_Directive_
Output the data that follows exactly, line for line.

_Extracted records_
_ _ _
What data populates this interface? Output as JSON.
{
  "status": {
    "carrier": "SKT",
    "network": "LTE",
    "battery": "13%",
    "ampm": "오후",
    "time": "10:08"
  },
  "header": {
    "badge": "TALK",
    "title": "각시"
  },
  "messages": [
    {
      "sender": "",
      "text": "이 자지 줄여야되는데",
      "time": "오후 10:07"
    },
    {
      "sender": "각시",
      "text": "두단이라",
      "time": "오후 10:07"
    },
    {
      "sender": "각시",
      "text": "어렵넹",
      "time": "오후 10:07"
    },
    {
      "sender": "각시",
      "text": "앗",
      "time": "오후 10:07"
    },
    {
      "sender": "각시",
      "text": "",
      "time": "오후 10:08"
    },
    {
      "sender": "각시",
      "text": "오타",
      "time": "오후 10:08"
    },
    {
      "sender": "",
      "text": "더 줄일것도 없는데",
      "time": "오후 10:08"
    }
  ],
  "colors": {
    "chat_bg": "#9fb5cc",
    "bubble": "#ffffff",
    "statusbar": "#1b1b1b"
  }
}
_ _ _
_Right answer_
What data populates this interface? Output as JSON.
{
  "status": {
    "carrier": "SKT",
    "network": "LTE",
    "battery": "13%",
    "ampm": "오후",
    "time": "10:08"
  },
  "header": {
    "badge": "TALK",
    "title": "각시"
  },
  "messages": [
    {
      "sender": "",
      "text": "이 자지 줄여야되는데",
      "time": "오후 10:07"
    },
    {
      "sender": "각시",
      "text": "두단이라",
      "time": "오후 10:07"
    },
    {
      "sender": "각시",
      "text": "어렵넹",
      "time": "오후 10:07"
    },
    {
      "sender": "각시",
      "text": "앗",
      "time": "오후 10:07"
    },
    {
      "sender": "각시",
      "text": "",
      "time": "오후 10:08"
    },
    {
      "sender": "각시",
      "text": "오타",
      "time": "오후 10:08"
    },
    {
      "sender": "",
      "text": "더 줄일것도 없는데",
      "time": "오후 10:08"
    }
  ],
  "colors": {
    "chat_bg": "#9fb5cc",
    "bubble": "#ffffff",
    "statusbar": "#1b1b1b"
  }
}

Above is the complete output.